» EXTRACT TO READ:

[start]

Folsom Lake Reservoir, one of California’s most popular recreation areas, shows the effect of the drought in this 2014 image. Much of the dry land around the lake was under water before the drought. (USGS Image by David Pratt)

“What we have been doing in some form since the 1970s is putting highly purified recycled water back underground,” says Dadakis of the work of OCWD. “For the last eight years, our plant has been generating 70 million gallons per day of purified recycled water from treated sewage or wastewater obtained from the neighboring Orange County Sanitation District (OCSD). After it has gone through traditional sewage treatment processes, we purify it the point where it meets or is superior to drinking water standards and pump it back into the ground.”

Dadakis says that an expansion of GWRS is about to go online that will bring plant capacity up to 100 million gallons, enabling the facility to meet 20 to 25 percent of OCWD’s demand via aquifer replenishment with recycled water.

Other places in California are considering doing similar projects. “San Diego has embarked on a similar program, implementing a long-term plan to use the same technology we use but to augment an existing reservoir,” says Dadakis. “The highly purified recycled water would mix with the reservoir water, and then go through traditional drinking water treatment filtration and become part of the water supply.”

[end]

» INFORMATION PROVIDED:
[start]

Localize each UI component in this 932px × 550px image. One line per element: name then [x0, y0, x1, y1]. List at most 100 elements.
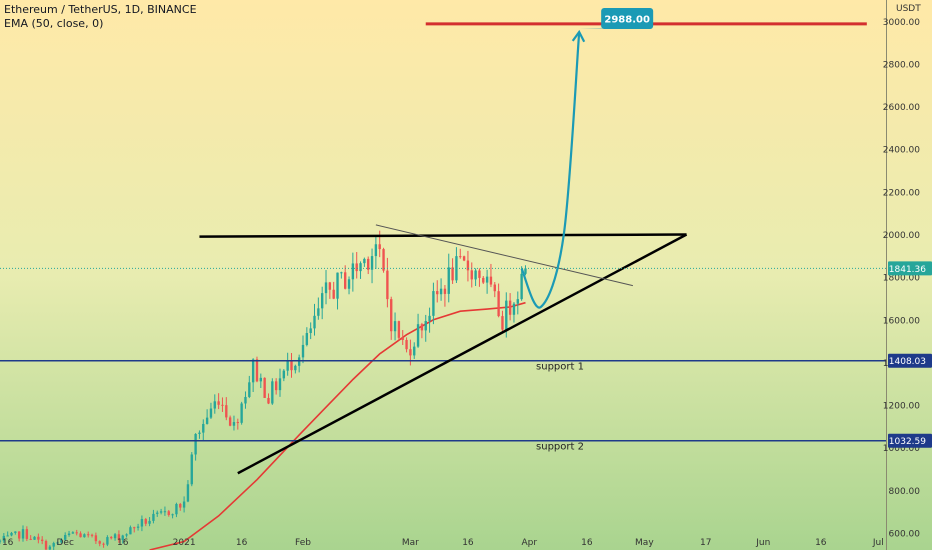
candle-body	[33, 536, 36, 540]
candle	[474, 268, 477, 286]
candle	[163, 506, 167, 516]
candle-body	[351, 263, 355, 280]
candle-body	[163, 511, 167, 513]
candle-body	[236, 422, 239, 424]
candle-body	[370, 256, 374, 270]
candle-body	[133, 527, 136, 529]
candle	[428, 307, 431, 333]
candle-body	[390, 299, 393, 332]
candle-body	[436, 291, 439, 295]
candle-body	[305, 333, 309, 345]
support-1-price-label: 1408.03	[888, 353, 932, 368]
candle	[436, 280, 439, 303]
candle	[94, 532, 98, 545]
target-callout[interactable]: 2988.00	[579, 8, 654, 29]
candle-body	[21, 529, 25, 539]
candle-body	[67, 533, 71, 535]
candle	[248, 375, 251, 399]
candle-body	[355, 263, 358, 272]
candle	[179, 502, 182, 511]
candle	[278, 368, 282, 397]
candle-body	[282, 370, 286, 379]
candle-body	[524, 268, 527, 274]
candle-body	[94, 535, 98, 542]
candle-body	[313, 315, 316, 329]
candle-body	[359, 263, 362, 272]
candle	[156, 510, 159, 517]
candle	[33, 536, 36, 540]
candle-body	[194, 433, 197, 455]
candle-body	[405, 339, 408, 350]
y-tick-label: 2400.00	[883, 146, 920, 156]
candle	[432, 282, 435, 325]
candle-body	[209, 408, 213, 418]
candle-body	[505, 300, 508, 330]
candle	[297, 354, 301, 373]
candle	[25, 526, 29, 542]
candle-body	[148, 520, 151, 524]
candle	[209, 402, 213, 420]
candle-body	[255, 359, 259, 382]
candle	[413, 342, 416, 359]
candle-body	[401, 337, 404, 340]
support-2-price-label-text: 1032.59	[889, 437, 926, 447]
x-tick-label: 2021	[173, 538, 196, 548]
y-tick-label: 2000.00	[883, 231, 920, 241]
candle-body	[0, 540, 2, 542]
candle	[225, 397, 228, 421]
target-callout-text: 2988.00	[604, 15, 650, 26]
target-callout-box	[601, 8, 654, 29]
candle-body	[459, 256, 462, 258]
candle	[83, 533, 86, 538]
candle-body	[225, 405, 228, 418]
candle-body	[190, 454, 193, 485]
candle	[14, 531, 17, 535]
candle-body	[374, 244, 378, 257]
candle	[52, 541, 55, 550]
candle-body	[286, 360, 289, 371]
candle	[106, 535, 109, 547]
candle-body	[140, 519, 144, 527]
candle-body	[290, 360, 293, 371]
candle	[328, 281, 332, 299]
candle	[202, 419, 205, 441]
candle	[121, 534, 124, 544]
candle	[221, 397, 224, 412]
candle-body	[324, 282, 328, 294]
x-tick-label: 16	[2, 538, 14, 548]
candle	[344, 265, 347, 290]
x-tick-label: Jun	[755, 538, 770, 548]
candle	[175, 502, 178, 518]
projection-curve[interactable]	[520, 31, 581, 309]
candle-body	[497, 291, 500, 317]
candle-body	[228, 417, 232, 426]
candle-body	[397, 321, 401, 338]
resistance-trendline[interactable]	[199, 233, 687, 238]
currency-label: USDT	[896, 4, 921, 14]
candle-body	[520, 273, 523, 300]
x-tick-label: 16	[462, 538, 474, 548]
candle	[508, 293, 512, 321]
candle	[190, 452, 193, 487]
candle-body	[179, 503, 182, 508]
candle-body	[113, 534, 117, 539]
candle-body	[156, 512, 159, 514]
candle	[443, 285, 447, 307]
candle	[194, 433, 197, 461]
support-2-price-label: 1032.59	[888, 433, 932, 448]
projection-arrowhead	[571, 29, 586, 43]
x-tick-label: 16	[236, 538, 248, 548]
candle	[286, 352, 289, 376]
candle	[102, 542, 105, 548]
candle-body	[14, 531, 17, 533]
support-2-price-label-bg	[888, 433, 932, 448]
candle	[267, 393, 270, 405]
candle-body	[320, 293, 324, 309]
y-tick-label: 3000.00	[883, 18, 920, 28]
ascending-support-trendline[interactable]	[237, 233, 688, 475]
candle-body	[198, 432, 201, 434]
descending-resistance-trendline[interactable]	[375, 224, 633, 287]
candle-body	[102, 543, 105, 545]
candle-body	[17, 531, 21, 539]
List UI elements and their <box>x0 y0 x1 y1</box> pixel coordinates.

[end]

» PARTS OF THE EXERCISE:
a - List every line in the listing that contains the string "elements".
b - Extend the passage on purifying recycled water for California's supply, picking up after its final sentence.

» TASK RESPONSES:
a -
Localize each UI component in this 932px × 550px image. One line per element: name then [x0, y0, x1, y1]. List at most 100 elements.
List UI elements and their <box>x0 y0 x1 y1</box> pixel coordinates.

b -
He says Southern California has made significant infrastructure investments in storage so as to make use of the wet years better and not allow water to just to run off into the Pacific. “The state has also invested in projects like ours, in terms of recycled water development. Combined with better conservation, especially in-home uses—more efficient toilets, washing machines, and dishwashers—we have seen an overall drop in urban water demand.”

“I think it is good that the governor is engaged, and he has been for some time. He was instrumental helping the state pass a $7.5 billion water bond last fall that is supposed to bring us more water reliability projects like ours,” Dadakis says.

Taking the broader view of the California drought, Dadakis puts it in the context of global climate change. “Some of the people think what’s happening now does comport with many of the predicted effects of changes in ocean circulation,” he says. “I don’t think we quite know yet in terms of its duration. How permanent is this? Is this the new normal? Nobody knows for certain when this might break, but it is interesting how some of this does appear to match up with what some folks were predicting might occur.”